** WHAT YOU SHOULD DO **
In the records below, find each line with the word "prefix" and copy it.

===== MATERIAL SUPPLIED

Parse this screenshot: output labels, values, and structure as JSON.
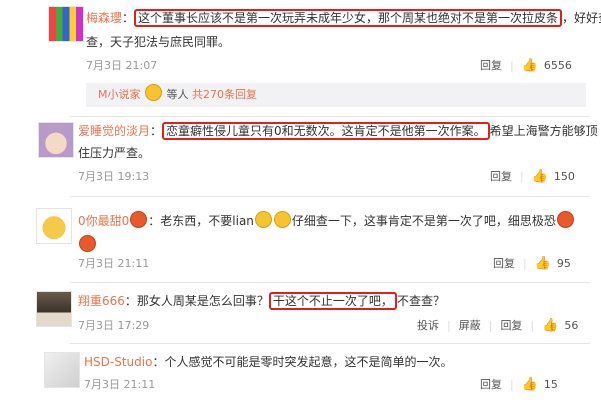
{
  "comments": [
    {
      "user": "梅森瓔",
      "highlight_1": "这个董事长应该不是第一次玩弄未成年少女，那个周某也绝对不是第一次拉皮条",
      "rest_1": "，好好查",
      "line2": "查，天子犯法与庶民同罪。",
      "time": "7月3日 21:07",
      "reply": "回复",
      "likes": "6556"
    },
    {
      "user": "爱睡觉的淡月",
      "highlight_1": "恋童癖性侵儿童只有0和无数次。这肯定不是他第一次作案。",
      "rest_1": "希望上海警方能够顶",
      "line2": "住压力严查。",
      "time": "7月3日 19:13",
      "reply": "回复",
      "likes": "150"
    },
    {
      "user": "0你最甜0",
      "prefix": "：老东西，不要lian",
      "middle": "仔细查一下，这事肯定不是第一次了吧，细思极恐",
      "time": "7月3日 21:11",
      "reply": "回复",
      "likes": "95"
    },
    {
      "user": "翔重666",
      "prefix": "：那女人周某是怎么回事？",
      "highlight": "干这个不止一次了吧，",
      "suffix": "不查查？",
      "time": "7月3日 17:29",
      "report": "投诉",
      "block": "屏蔽",
      "reply": "回复",
      "likes": "56"
    },
    {
      "user": "HSD-Studio",
      "body": "：个人感觉不可能是零时突发起意，这不是简单的一次。",
      "time": "7月3日 21:11",
      "reply": "回复",
      "likes": "15"
    }
  ],
  "summary": {
    "user": "M小说家",
    "rest": "等人",
    "link": "共270条回复"
  },
  "colors": {
    "username": "#eb7350",
    "highlight_border": "#e02020"
  }
}
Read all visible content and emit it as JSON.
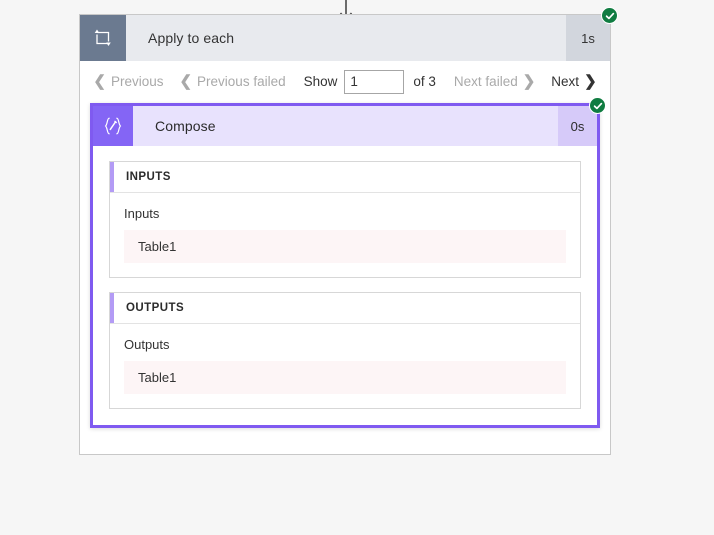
{
  "connector": {
    "icon": "arrow-down-icon"
  },
  "scope": {
    "icon": "loop-repeat-icon",
    "title": "Apply to each",
    "duration": "1s",
    "status": "succeeded",
    "status_icon": "checkmark-circle-icon",
    "status_color": "#107c41"
  },
  "pager": {
    "previous": {
      "label": "Previous",
      "chevron": "chevron-left-icon",
      "disabled": true
    },
    "previous_failed": {
      "label": "Previous failed",
      "chevron": "chevron-left-icon",
      "disabled": true
    },
    "show_label": "Show",
    "page_value": "1",
    "page_placeholder": "",
    "of_label": "of 3",
    "total_pages": 3,
    "next_failed": {
      "label": "Next failed",
      "chevron": "chevron-right-icon",
      "disabled": true
    },
    "next": {
      "label": "Next",
      "chevron": "chevron-right-icon",
      "disabled": false
    }
  },
  "compose": {
    "icon": "compose-braces-pencil-icon",
    "title": "Compose",
    "duration": "0s",
    "status": "succeeded",
    "status_icon": "checkmark-circle-icon",
    "accent_color": "#7f5af0",
    "sections": [
      {
        "heading": "INPUTS",
        "field_label": "Inputs",
        "value": "Table1"
      },
      {
        "heading": "OUTPUTS",
        "field_label": "Outputs",
        "value": "Table1"
      }
    ]
  }
}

==========

** ANSWER TO THE EXERCISE **
      "prefix": "：老东西，不要lian",
      "prefix": "：那女人周某是怎么回事？",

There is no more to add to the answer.